* begin *
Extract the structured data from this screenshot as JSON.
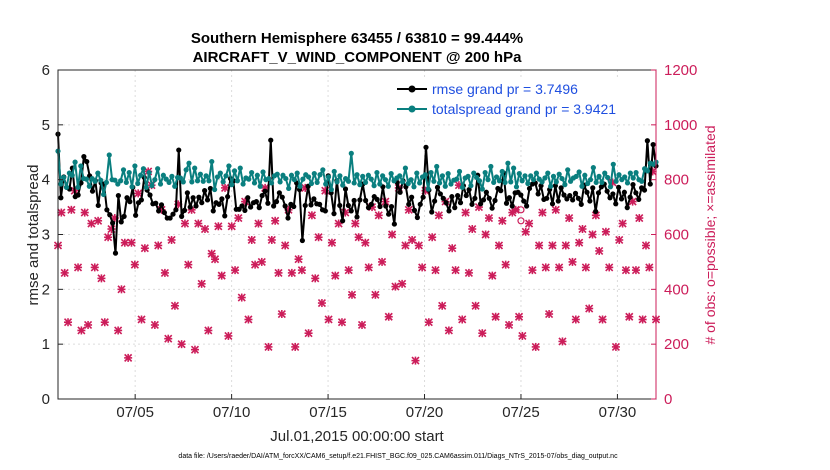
{
  "chart_data": {
    "type": "line",
    "title": "Southern Hemisphere 63455 / 63810 = 99.444%",
    "subtitle": "AIRCRAFT_V_WIND_COMPONENT @ 200 hPa",
    "xlabel": "Jul.01,2015 00:00:00 start",
    "ylabel": "rmse and totalspread",
    "ylabel_right": "# of obs: o=possible; ×=assimilated",
    "xlim": [
      1,
      32
    ],
    "ylim": [
      0,
      6
    ],
    "ylim_right": [
      0,
      1200
    ],
    "x_ticks": [
      5,
      10,
      15,
      20,
      25,
      30
    ],
    "x_tick_labels": [
      "07/05",
      "07/10",
      "07/15",
      "07/20",
      "07/25",
      "07/30"
    ],
    "y_ticks": [
      0,
      1,
      2,
      3,
      4,
      5,
      6
    ],
    "y_tick_labels": [
      "0",
      "1",
      "2",
      "3",
      "4",
      "5",
      "6"
    ],
    "y_right_ticks": [
      0,
      200,
      400,
      600,
      800,
      1000,
      1200
    ],
    "y_right_tick_labels": [
      "0",
      "200",
      "400",
      "600",
      "800",
      "1000",
      "1200"
    ],
    "grid": true,
    "legend_position": "top-right",
    "series": [
      {
        "name": "rmse grand pr = 3.7496",
        "color": "#000000",
        "marker": "dot",
        "axis": "left",
        "values": [
          4.83,
          3.67,
          4.05,
          3.86,
          3.83,
          4.21,
          3.69,
          3.72,
          3.94,
          4.42,
          4.33,
          4.07,
          3.79,
          3.98,
          3.53,
          3.94,
          3.92,
          3.45,
          3.36,
          3.21,
          2.66,
          3.71,
          3.23,
          3.33,
          3.67,
          3.6,
          3.86,
          3.35,
          3.58,
          3.63,
          4.04,
          3.81,
          3.72,
          3.56,
          3.57,
          3.43,
          3.54,
          3.4,
          3.3,
          3.3,
          3.37,
          3.45,
          4.54,
          3.33,
          3.44,
          3.76,
          3.5,
          3.67,
          3.52,
          3.68,
          3.58,
          3.8,
          3.63,
          3.84,
          3.43,
          3.58,
          3.55,
          3.65,
          3.34,
          3.69,
          4.02,
          3.98,
          3.46,
          3.46,
          3.52,
          3.44,
          3.67,
          3.5,
          3.58,
          3.6,
          3.49,
          3.71,
          3.79,
          3.57,
          4.72,
          3.52,
          3.6,
          3.76,
          3.68,
          3.52,
          3.3,
          3.55,
          3.51,
          3.94,
          3.82,
          2.89,
          3.53,
          3.88,
          3.54,
          3.65,
          3.56,
          3.55,
          3.45,
          3.43,
          4.07,
          3.76,
          3.38,
          3.98,
          3.53,
          3.25,
          3.83,
          3.53,
          3.43,
          3.62,
          3.32,
          3.63,
          3.92,
          3.62,
          3.49,
          3.55,
          3.69,
          3.64,
          3.51,
          3.87,
          3.52,
          3.37,
          3.51,
          3.19,
          3.95,
          3.77,
          3.98,
          3.87,
          3.55,
          3.68,
          3.44,
          3.31,
          3.55,
          3.68,
          4.59,
          3.81,
          3.41,
          3.61,
          3.86,
          3.74,
          3.66,
          3.58,
          3.43,
          3.69,
          3.49,
          3.71,
          3.58,
          3.89,
          3.71,
          3.82,
          3.55,
          3.66,
          4.08,
          3.56,
          3.63,
          3.77,
          3.66,
          3.48,
          3.62,
          3.84,
          3.8,
          4.12,
          3.57,
          3.67,
          3.52,
          3.76,
          3.77,
          3.72,
          3.61,
          3.52,
          3.84,
          3.92,
          3.94,
          3.74,
          3.89,
          3.64,
          3.66,
          3.82,
          3.56,
          3.89,
          3.61,
          3.85,
          3.72,
          3.65,
          3.71,
          3.63,
          3.75,
          3.66,
          3.55,
          3.9,
          3.77,
          3.61,
          3.85,
          3.42,
          3.76,
          3.87,
          3.92,
          3.79,
          3.67,
          3.74,
          3.56,
          3.86,
          3.65,
          3.77,
          3.49,
          3.68,
          3.91,
          3.76,
          3.64,
          3.85,
          3.81,
          4.71,
          3.92,
          4.64,
          4.25
        ]
      },
      {
        "name": "totalspread grand pr = 3.9421",
        "color": "#0a7f7f",
        "marker": "dot",
        "axis": "left",
        "values": [
          4.52,
          3.92,
          4.04,
          3.86,
          4.12,
          4.08,
          4.32,
          3.86,
          4.25,
          4.02,
          4.01,
          3.88,
          4.02,
          3.97,
          4.12,
          3.99,
          3.73,
          3.95,
          4.45,
          4.0,
          3.99,
          3.92,
          3.98,
          4.18,
          3.95,
          4.13,
          3.87,
          4.25,
          3.93,
          4.08,
          4.2,
          3.86,
          4.13,
          3.89,
          4.0,
          4.2,
          3.92,
          4.08,
          4.01,
          3.95,
          4.06,
          3.88,
          4.04,
          4.03,
          3.96,
          4.18,
          4.3,
          3.96,
          4.21,
          3.98,
          4.1,
          3.97,
          4.07,
          3.98,
          4.33,
          3.82,
          4.05,
          4.12,
          3.96,
          4.07,
          4.25,
          3.91,
          4.16,
          3.98,
          4.21,
          3.92,
          4.03,
          4.01,
          4.13,
          3.94,
          4.08,
          3.88,
          4.14,
          4.0,
          4.02,
          3.94,
          4.07,
          4.1,
          3.96,
          4.08,
          4.02,
          3.84,
          4.08,
          4.0,
          4.12,
          3.88,
          4.01,
          4.09,
          4.05,
          3.93,
          4.11,
          3.95,
          4.09,
          4.18,
          3.92,
          4.05,
          3.82,
          4.15,
          3.96,
          4.07,
          3.9,
          4.02,
          3.97,
          4.48,
          3.94,
          4.09,
          3.91,
          4.06,
          3.95,
          4.08,
          4.01,
          3.89,
          4.13,
          3.92,
          4.07,
          4.0,
          3.88,
          4.11,
          3.98,
          4.03,
          4.07,
          3.96,
          4.21,
          3.93,
          4.0,
          3.87,
          4.12,
          3.94,
          4.05,
          4.09,
          3.83,
          4.13,
          3.97,
          4.24,
          3.94,
          4.07,
          3.88,
          4.11,
          3.92,
          3.99,
          4.01,
          4.15,
          3.86,
          4.03,
          4.06,
          3.89,
          4.12,
          4.04,
          3.98,
          3.83,
          4.13,
          4.0,
          4.24,
          3.95,
          4.05,
          3.98,
          4.15,
          3.95,
          4.3,
          3.96,
          4.21,
          3.87,
          4.11,
          3.98,
          4.07,
          3.93,
          4.07,
          4.0,
          4.12,
          4.01,
          3.96,
          4.03,
          4.12,
          3.88,
          4.06,
          3.96,
          4.1,
          4.02,
          3.91,
          4.18,
          3.97,
          4.03,
          4.06,
          4.14,
          3.88,
          4.08,
          3.93,
          4.0,
          4.22,
          3.95,
          4.06,
          3.95,
          4.12,
          4.04,
          3.87,
          4.28,
          3.97,
          4.09,
          4.0,
          4.05,
          3.94,
          4.12,
          4.03,
          4.13,
          4.0,
          3.97,
          4.2,
          4.16,
          4.3,
          4.28,
          4.32
        ]
      }
    ],
    "obs_possible": {
      "name": "possible",
      "marker": "o",
      "color": "#cc1d5a",
      "axis": "right",
      "points": [
        [
          25.0,
          690
        ],
        [
          25.0,
          650
        ]
      ]
    },
    "obs_assimilated": {
      "name": "assimilated",
      "marker": "×",
      "color": "#cc1d5a",
      "axis": "right",
      "values": [
        560,
        680,
        460,
        280,
        690,
        760,
        480,
        250,
        680,
        270,
        640,
        480,
        650,
        440,
        280,
        590,
        620,
        660,
        250,
        400,
        570,
        150,
        570,
        490,
        750,
        290,
        550,
        830,
        780,
        270,
        560,
        690,
        460,
        220,
        580,
        340,
        710,
        200,
        640,
        490,
        690,
        180,
        640,
        420,
        620,
        250,
        530,
        510,
        630,
        450,
        770,
        230,
        630,
        470,
        660,
        370,
        720,
        290,
        580,
        490,
        640,
        500,
        770,
        190,
        580,
        650,
        460,
        310,
        560,
        690,
        460,
        190,
        510,
        470,
        770,
        240,
        670,
        440,
        590,
        350,
        760,
        290,
        570,
        450,
        640,
        280,
        680,
        470,
        380,
        640,
        590,
        270,
        570,
        480,
        700,
        380,
        670,
        500,
        720,
        300,
        600,
        410,
        770,
        420,
        560,
        690,
        580,
        140,
        560,
        480,
        760,
        280,
        590,
        470,
        670,
        340,
        720,
        250,
        550,
        470,
        780,
        290,
        680,
        460,
        620,
        340,
        700,
        240,
        600,
        660,
        450,
        300,
        560,
        650,
        490,
        270,
        680,
        690,
        300,
        230,
        610,
        640,
        470,
        190,
        560,
        680,
        480,
        310,
        560,
        690,
        480,
        210,
        560,
        660,
        500,
        290,
        570,
        620,
        480,
        330,
        600,
        670,
        540,
        290,
        610,
        480,
        790,
        190,
        580,
        640,
        470,
        300,
        720,
        470,
        660,
        290,
        560,
        480,
        830,
        290
      ]
    }
  }
}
* end *
**WHAT THE TASK ASKS**
Looking at the records above, work out how many lines include the word "rmse", then give that number by itself.

**SOLUTION BELOW**
2